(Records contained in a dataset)

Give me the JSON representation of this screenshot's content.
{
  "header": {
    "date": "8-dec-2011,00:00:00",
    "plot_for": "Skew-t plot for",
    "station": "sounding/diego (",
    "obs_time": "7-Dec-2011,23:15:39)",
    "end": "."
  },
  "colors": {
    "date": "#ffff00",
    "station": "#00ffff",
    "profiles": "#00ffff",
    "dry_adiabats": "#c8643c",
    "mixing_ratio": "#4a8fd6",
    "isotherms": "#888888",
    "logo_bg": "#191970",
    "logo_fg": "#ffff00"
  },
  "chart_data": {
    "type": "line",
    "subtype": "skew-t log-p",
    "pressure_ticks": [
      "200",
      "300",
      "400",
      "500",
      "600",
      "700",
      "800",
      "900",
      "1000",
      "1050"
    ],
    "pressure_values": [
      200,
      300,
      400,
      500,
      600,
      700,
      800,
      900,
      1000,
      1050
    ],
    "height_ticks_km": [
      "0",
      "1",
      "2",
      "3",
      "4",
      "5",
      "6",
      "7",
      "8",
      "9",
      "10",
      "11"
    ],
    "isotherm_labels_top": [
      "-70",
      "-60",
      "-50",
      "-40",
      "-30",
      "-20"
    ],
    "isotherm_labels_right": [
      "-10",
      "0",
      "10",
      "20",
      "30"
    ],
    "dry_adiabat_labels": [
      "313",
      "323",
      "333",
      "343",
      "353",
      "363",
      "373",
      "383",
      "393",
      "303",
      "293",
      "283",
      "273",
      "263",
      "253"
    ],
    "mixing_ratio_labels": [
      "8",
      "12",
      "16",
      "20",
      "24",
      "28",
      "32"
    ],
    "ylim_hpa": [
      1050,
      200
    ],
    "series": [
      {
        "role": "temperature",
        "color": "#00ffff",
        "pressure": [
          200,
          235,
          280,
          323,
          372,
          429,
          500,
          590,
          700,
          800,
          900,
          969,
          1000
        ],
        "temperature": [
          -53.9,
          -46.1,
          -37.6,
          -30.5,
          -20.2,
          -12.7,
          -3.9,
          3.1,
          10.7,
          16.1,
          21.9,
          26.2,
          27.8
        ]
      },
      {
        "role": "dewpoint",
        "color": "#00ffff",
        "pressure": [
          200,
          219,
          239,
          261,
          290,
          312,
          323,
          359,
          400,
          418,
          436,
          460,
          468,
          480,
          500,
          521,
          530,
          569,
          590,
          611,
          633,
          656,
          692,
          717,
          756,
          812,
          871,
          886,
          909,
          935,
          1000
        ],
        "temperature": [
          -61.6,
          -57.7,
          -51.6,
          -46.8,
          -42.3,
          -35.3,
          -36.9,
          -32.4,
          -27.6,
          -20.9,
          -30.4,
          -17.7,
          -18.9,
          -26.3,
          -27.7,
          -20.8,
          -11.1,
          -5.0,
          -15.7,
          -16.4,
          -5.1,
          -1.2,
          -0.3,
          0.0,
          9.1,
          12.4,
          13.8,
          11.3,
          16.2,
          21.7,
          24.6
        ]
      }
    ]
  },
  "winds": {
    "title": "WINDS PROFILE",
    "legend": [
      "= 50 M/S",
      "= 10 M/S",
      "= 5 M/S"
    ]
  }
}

WHAT IS NEEDED: From the listing above, extract every line exactly as it stands.

FULL OUTPUT:
Give me the JSON representation of this screenshot's content.
{
  "header": {
    "date": "8-dec-2011,00:00:00",
    "plot_for": "Skew-t plot for",
    "station": "sounding/diego (",
    "obs_time": "7-Dec-2011,23:15:39)",
    "end": "."
  },
  "colors": {
    "date": "#ffff00",
    "station": "#00ffff",
    "profiles": "#00ffff",
    "dry_adiabats": "#c8643c",
    "mixing_ratio": "#4a8fd6",
    "isotherms": "#888888",
    "logo_bg": "#191970",
    "logo_fg": "#ffff00"
  },
  "chart_data": {
    "type": "line",
    "subtype": "skew-t log-p",
    "pressure_ticks": [
      "200",
      "300",
      "400",
      "500",
      "600",
      "700",
      "800",
      "900",
      "1000",
      "1050"
    ],
    "pressure_values": [
      200,
      300,
      400,
      500,
      600,
      700,
      800,
      900,
      1000,
      1050
    ],
    "height_ticks_km": [
      "0",
      "1",
      "2",
      "3",
      "4",
      "5",
      "6",
      "7",
      "8",
      "9",
      "10",
      "11"
    ],
    "isotherm_labels_top": [
      "-70",
      "-60",
      "-50",
      "-40",
      "-30",
      "-20"
    ],
    "isotherm_labels_right": [
      "-10",
      "0",
      "10",
      "20",
      "30"
    ],
    "dry_adiabat_labels": [
      "313",
      "323",
      "333",
      "343",
      "353",
      "363",
      "373",
      "383",
      "393",
      "303",
      "293",
      "283",
      "273",
      "263",
      "253"
    ],
    "mixing_ratio_labels": [
      "8",
      "12",
      "16",
      "20",
      "24",
      "28",
      "32"
    ],
    "ylim_hpa": [
      1050,
      200
    ],
    "series": [
      {
        "role": "temperature",
        "color": "#00ffff",
        "pressure": [
          200,
          235,
          280,
          323,
          372,
          429,
          500,
          590,
          700,
          800,
          900,
          969,
          1000
        ],
        "temperature": [
          -53.9,
          -46.1,
          -37.6,
          -30.5,
          -20.2,
          -12.7,
          -3.9,
          3.1,
          10.7,
          16.1,
          21.9,
          26.2,
          27.8
        ]
      },
      {
        "role": "dewpoint",
        "color": "#00ffff",
        "pressure": [
          200,
          219,
          239,
          261,
          290,
          312,
          323,
          359,
          400,
          418,
          436,
          460,
          468,
          480,
          500,
          521,
          530,
          569,
          590,
          611,
          633,
          656,
          692,
          717,
          756,
          812,
          871,
          886,
          909,
          935,
          1000
        ],
        "temperature": [
          -61.6,
          -57.7,
          -51.6,
          -46.8,
          -42.3,
          -35.3,
          -36.9,
          -32.4,
          -27.6,
          -20.9,
          -30.4,
          -17.7,
          -18.9,
          -26.3,
          -27.7,
          -20.8,
          -11.1,
          -5.0,
          -15.7,
          -16.4,
          -5.1,
          -1.2,
          -0.3,
          0.0,
          9.1,
          12.4,
          13.8,
          11.3,
          16.2,
          21.7,
          24.6
        ]
      }
    ]
  },
  "winds": {
    "title": "WINDS PROFILE",
    "legend": [
      "= 50 M/S",
      "= 10 M/S",
      "= 5 M/S"
    ]
  }
}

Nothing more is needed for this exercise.